Please reproduce all of the rows below word for word, leaving out the pictures.

----

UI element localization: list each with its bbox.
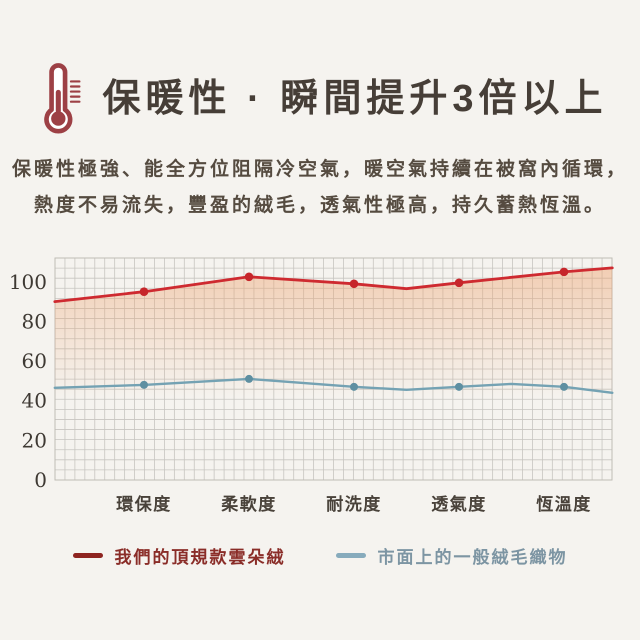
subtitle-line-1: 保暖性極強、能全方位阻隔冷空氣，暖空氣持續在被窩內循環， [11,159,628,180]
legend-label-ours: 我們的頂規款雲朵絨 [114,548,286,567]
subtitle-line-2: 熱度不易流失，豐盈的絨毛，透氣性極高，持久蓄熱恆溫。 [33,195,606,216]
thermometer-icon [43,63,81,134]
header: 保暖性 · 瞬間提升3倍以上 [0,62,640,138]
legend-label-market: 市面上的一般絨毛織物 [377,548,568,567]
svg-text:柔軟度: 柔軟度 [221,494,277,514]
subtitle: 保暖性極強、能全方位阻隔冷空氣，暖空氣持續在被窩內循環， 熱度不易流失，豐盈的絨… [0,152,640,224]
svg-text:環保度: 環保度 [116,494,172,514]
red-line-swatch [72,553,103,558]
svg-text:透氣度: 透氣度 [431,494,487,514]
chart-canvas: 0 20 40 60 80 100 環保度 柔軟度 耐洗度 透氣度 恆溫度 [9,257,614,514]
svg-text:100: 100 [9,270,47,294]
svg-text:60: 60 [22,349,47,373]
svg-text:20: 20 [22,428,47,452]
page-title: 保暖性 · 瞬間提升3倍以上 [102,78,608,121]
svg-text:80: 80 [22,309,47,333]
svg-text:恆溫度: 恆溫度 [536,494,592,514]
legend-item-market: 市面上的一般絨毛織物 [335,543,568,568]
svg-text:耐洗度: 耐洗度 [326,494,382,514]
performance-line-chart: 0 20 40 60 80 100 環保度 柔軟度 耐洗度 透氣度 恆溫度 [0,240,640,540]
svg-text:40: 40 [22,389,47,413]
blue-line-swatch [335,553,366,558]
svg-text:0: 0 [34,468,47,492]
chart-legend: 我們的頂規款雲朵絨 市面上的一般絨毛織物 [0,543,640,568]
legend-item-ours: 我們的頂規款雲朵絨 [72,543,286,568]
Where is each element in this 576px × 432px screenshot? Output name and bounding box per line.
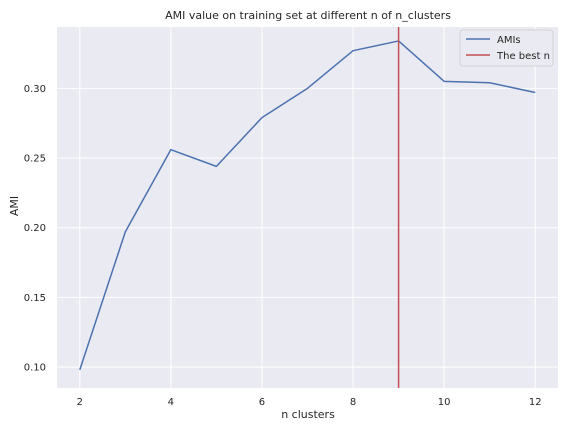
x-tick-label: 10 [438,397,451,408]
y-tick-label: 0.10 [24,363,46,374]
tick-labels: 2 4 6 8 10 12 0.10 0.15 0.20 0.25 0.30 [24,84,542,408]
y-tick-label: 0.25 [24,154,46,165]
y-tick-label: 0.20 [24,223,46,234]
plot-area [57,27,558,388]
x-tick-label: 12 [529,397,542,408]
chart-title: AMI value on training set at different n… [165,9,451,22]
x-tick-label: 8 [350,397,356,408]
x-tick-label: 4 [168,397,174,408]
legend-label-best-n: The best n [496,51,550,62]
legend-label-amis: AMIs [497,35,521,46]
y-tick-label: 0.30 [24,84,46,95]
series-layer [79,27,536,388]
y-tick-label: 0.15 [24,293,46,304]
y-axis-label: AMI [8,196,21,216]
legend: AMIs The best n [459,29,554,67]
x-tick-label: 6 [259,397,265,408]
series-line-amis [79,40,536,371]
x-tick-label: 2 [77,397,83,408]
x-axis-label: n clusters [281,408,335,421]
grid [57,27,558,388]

----

• [Answer]:
UI element localization: list each with its bbox.
subtitle-line-1: 保暖性極強、能全方位阻隔冷空氣，暖空氣持續在被窩內循環， [11,159,628,180]
legend-label-ours: 我們的頂規款雲朵絨 [114,548,286,567]
subtitle-line-2: 熱度不易流失，豐盈的絨毛，透氣性極高，持久蓄熱恆溫。 [33,195,606,216]
thermometer-icon [43,63,81,134]
header: 保暖性 · 瞬間提升3倍以上 [0,62,640,138]
legend-label-market: 市面上的一般絨毛織物 [377,548,568,567]
svg-text:柔軟度: 柔軟度 [221,494,277,514]
subtitle: 保暖性極強、能全方位阻隔冷空氣，暖空氣持續在被窩內循環， 熱度不易流失，豐盈的絨… [0,152,640,224]
svg-text:環保度: 環保度 [116,494,172,514]
red-line-swatch [72,553,103,558]
svg-text:透氣度: 透氣度 [431,494,487,514]
chart-canvas: 0 20 40 60 80 100 環保度 柔軟度 耐洗度 透氣度 恆溫度 [9,257,614,514]
svg-text:100: 100 [9,270,47,294]
svg-text:60: 60 [22,349,47,373]
svg-text:20: 20 [22,428,47,452]
page-title: 保暖性 · 瞬間提升3倍以上 [102,78,608,121]
svg-text:80: 80 [22,309,47,333]
svg-text:恆溫度: 恆溫度 [536,494,592,514]
legend-item-market: 市面上的一般絨毛織物 [335,543,568,568]
svg-text:耐洗度: 耐洗度 [326,494,382,514]
performance-line-chart: 0 20 40 60 80 100 環保度 柔軟度 耐洗度 透氣度 恆溫度 [0,240,640,540]
svg-text:40: 40 [22,389,47,413]
blue-line-swatch [335,553,366,558]
svg-text:0: 0 [34,468,47,492]
chart-legend: 我們的頂規款雲朵絨 市面上的一般絨毛織物 [0,543,640,568]
legend-item-ours: 我們的頂規款雲朵絨 [72,543,286,568]
Where is each element in this 576px × 432px screenshot? Output name and bounding box per line.
x-tick-label: 10 [438,397,451,408]
y-tick-label: 0.10 [24,363,46,374]
tick-labels: 2 4 6 8 10 12 0.10 0.15 0.20 0.25 0.30 [24,84,542,408]
y-tick-label: 0.25 [24,154,46,165]
y-tick-label: 0.20 [24,223,46,234]
plot-area [57,27,558,388]
x-tick-label: 12 [529,397,542,408]
chart-title: AMI value on training set at different n… [165,9,451,22]
x-tick-label: 8 [350,397,356,408]
x-tick-label: 4 [168,397,174,408]
legend-label-best-n: The best n [496,51,550,62]
legend-label-amis: AMIs [497,35,521,46]
y-tick-label: 0.30 [24,84,46,95]
series-layer [79,27,536,388]
y-tick-label: 0.15 [24,293,46,304]
y-axis-label: AMI [8,196,21,216]
legend: AMIs The best n [459,29,554,67]
x-tick-label: 6 [259,397,265,408]
series-line-amis [79,40,536,371]
x-tick-label: 2 [77,397,83,408]
x-axis-label: n clusters [281,408,335,421]
grid [57,27,558,388]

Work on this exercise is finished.